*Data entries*
## Start

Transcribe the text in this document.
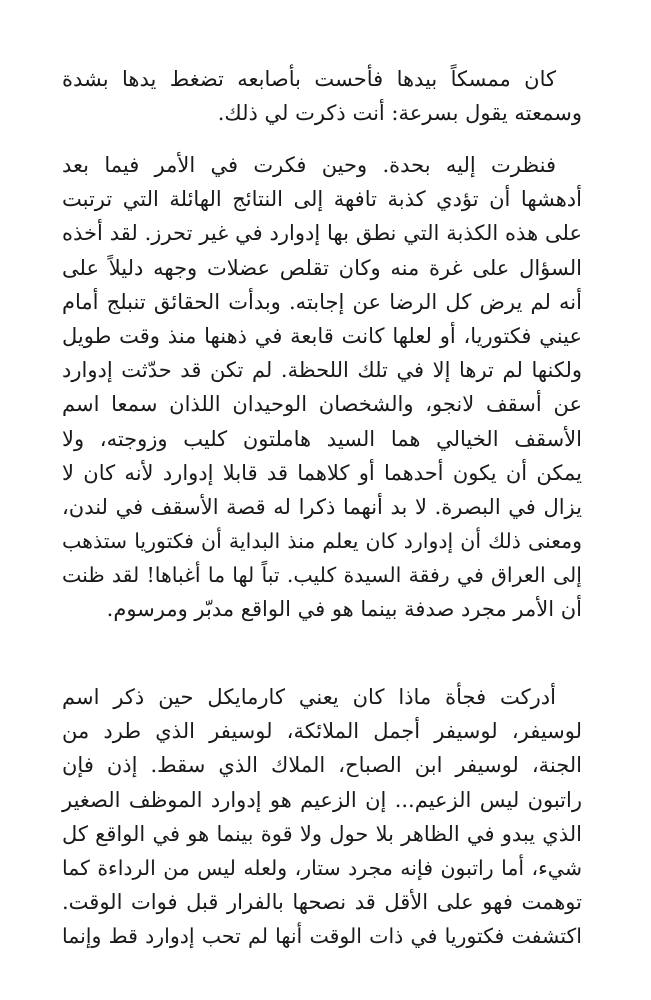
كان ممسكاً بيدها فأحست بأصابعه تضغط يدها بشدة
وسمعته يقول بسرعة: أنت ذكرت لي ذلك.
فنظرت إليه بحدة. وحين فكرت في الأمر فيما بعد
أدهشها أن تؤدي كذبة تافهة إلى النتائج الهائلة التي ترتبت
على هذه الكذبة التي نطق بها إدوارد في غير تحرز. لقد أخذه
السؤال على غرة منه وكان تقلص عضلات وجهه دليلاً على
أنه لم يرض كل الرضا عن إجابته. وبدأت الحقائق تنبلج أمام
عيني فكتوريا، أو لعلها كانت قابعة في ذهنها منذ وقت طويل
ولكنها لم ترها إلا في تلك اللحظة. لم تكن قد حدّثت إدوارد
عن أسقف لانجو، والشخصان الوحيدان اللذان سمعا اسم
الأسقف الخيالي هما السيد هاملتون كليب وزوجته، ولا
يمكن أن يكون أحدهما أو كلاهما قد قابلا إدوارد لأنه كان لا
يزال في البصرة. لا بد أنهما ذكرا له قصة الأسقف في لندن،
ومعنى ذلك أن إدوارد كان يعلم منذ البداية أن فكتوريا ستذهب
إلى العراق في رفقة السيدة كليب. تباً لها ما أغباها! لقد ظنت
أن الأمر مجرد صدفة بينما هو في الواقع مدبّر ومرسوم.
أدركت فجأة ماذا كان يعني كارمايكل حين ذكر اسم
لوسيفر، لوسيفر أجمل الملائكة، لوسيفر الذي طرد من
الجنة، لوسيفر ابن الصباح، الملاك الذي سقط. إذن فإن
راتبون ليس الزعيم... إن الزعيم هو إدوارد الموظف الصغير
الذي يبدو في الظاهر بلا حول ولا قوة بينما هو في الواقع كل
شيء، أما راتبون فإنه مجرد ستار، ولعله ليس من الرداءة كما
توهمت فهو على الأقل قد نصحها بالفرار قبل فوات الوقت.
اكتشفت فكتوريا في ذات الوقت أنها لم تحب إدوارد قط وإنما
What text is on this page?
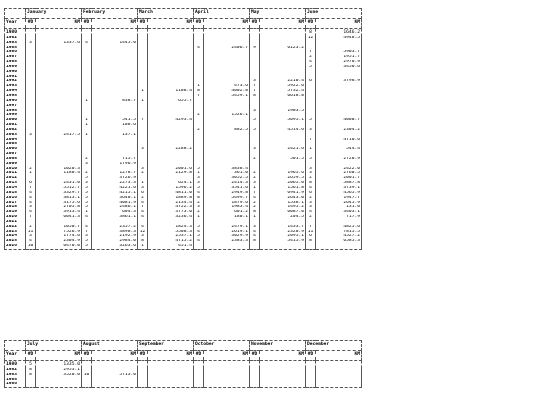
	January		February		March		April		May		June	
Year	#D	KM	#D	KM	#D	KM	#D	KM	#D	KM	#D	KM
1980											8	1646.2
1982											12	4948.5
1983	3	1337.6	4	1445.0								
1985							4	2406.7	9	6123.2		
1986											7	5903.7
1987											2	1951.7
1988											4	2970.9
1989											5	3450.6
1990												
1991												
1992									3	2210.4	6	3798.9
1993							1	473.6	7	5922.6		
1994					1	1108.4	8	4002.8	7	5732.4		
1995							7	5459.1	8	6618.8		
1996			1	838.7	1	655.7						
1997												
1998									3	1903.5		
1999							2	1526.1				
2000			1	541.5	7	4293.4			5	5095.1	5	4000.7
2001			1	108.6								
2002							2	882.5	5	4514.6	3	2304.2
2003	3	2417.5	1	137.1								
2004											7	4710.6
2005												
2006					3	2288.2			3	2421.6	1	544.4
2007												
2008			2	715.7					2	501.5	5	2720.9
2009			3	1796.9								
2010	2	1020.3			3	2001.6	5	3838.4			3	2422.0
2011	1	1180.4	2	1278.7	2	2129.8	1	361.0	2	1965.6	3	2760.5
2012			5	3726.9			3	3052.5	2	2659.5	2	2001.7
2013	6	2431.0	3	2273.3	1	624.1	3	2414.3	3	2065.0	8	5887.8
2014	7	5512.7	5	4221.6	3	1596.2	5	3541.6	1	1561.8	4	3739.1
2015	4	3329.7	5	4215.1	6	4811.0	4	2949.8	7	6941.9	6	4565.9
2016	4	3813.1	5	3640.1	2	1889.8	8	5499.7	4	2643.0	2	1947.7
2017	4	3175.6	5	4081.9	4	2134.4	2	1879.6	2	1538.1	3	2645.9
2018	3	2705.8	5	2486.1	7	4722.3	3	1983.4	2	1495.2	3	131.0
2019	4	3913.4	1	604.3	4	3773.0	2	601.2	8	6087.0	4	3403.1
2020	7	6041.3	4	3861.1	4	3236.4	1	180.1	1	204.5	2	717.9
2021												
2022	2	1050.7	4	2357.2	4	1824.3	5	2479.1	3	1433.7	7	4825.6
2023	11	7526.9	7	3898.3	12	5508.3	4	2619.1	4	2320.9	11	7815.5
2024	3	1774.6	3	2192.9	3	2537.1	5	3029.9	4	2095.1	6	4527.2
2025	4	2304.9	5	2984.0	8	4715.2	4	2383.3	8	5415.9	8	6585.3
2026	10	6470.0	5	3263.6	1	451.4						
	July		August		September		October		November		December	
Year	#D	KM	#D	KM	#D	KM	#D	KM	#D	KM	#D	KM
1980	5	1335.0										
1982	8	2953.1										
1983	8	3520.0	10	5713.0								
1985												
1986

## End
## Start

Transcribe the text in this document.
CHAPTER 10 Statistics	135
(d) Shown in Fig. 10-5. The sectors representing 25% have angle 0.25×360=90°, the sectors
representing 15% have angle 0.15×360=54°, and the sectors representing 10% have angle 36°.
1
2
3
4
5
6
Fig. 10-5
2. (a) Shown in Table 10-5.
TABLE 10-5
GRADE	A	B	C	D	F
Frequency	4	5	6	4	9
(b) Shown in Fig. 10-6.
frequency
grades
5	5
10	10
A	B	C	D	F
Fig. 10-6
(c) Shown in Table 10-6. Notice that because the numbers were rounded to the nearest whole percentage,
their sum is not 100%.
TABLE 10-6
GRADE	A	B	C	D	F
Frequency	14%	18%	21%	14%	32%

## End

*Exercise prompt*
Look through the material above and pick out each line holding the word "فكتوريا".

*Exercise output*
عيني فكتوريا، أو لعلها كانت قابعة في ذهنها منذ وقت طويل
ومعنى ذلك أن إدوارد كان يعلم منذ البداية أن فكتوريا ستذهب
اكتشفت فكتوريا في ذات الوقت أنها لم تحب إدوارد قط وإنما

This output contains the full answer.